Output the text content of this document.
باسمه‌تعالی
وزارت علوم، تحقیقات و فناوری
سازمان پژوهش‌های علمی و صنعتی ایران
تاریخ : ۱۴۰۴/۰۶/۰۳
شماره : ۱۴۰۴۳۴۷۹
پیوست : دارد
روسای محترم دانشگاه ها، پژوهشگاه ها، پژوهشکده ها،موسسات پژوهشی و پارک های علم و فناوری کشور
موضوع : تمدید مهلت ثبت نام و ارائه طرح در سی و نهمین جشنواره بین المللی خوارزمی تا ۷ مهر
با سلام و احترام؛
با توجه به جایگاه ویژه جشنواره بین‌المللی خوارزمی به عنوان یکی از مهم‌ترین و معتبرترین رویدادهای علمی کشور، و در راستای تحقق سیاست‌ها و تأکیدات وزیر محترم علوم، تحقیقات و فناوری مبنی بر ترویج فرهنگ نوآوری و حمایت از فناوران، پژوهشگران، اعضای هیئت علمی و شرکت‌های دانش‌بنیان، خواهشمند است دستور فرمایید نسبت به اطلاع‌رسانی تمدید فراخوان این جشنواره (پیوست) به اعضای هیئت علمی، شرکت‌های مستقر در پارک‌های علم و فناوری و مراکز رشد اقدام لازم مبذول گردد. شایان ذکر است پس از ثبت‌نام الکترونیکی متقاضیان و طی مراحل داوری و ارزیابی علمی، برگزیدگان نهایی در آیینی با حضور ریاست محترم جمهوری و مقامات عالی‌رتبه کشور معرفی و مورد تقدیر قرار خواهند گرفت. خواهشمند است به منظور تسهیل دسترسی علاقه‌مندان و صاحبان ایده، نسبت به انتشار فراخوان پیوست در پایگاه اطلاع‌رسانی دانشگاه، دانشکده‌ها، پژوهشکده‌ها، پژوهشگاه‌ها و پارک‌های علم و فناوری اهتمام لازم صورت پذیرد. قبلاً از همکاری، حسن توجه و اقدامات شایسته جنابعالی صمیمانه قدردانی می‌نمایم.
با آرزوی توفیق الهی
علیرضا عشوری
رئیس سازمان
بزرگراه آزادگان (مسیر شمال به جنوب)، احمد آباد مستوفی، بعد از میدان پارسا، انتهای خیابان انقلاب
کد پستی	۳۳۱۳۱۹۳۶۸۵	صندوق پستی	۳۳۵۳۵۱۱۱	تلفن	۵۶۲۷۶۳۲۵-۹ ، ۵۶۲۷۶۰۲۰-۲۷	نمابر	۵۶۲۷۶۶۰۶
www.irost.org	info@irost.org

□ □ □

§ GIVEN REQUEST: Your task is to gather every line with the word "سازمان" and copy it.

§ TASK RESULT:
سازمان پژوهش‌های علمی و صنعتی ایران
رئیس سازمان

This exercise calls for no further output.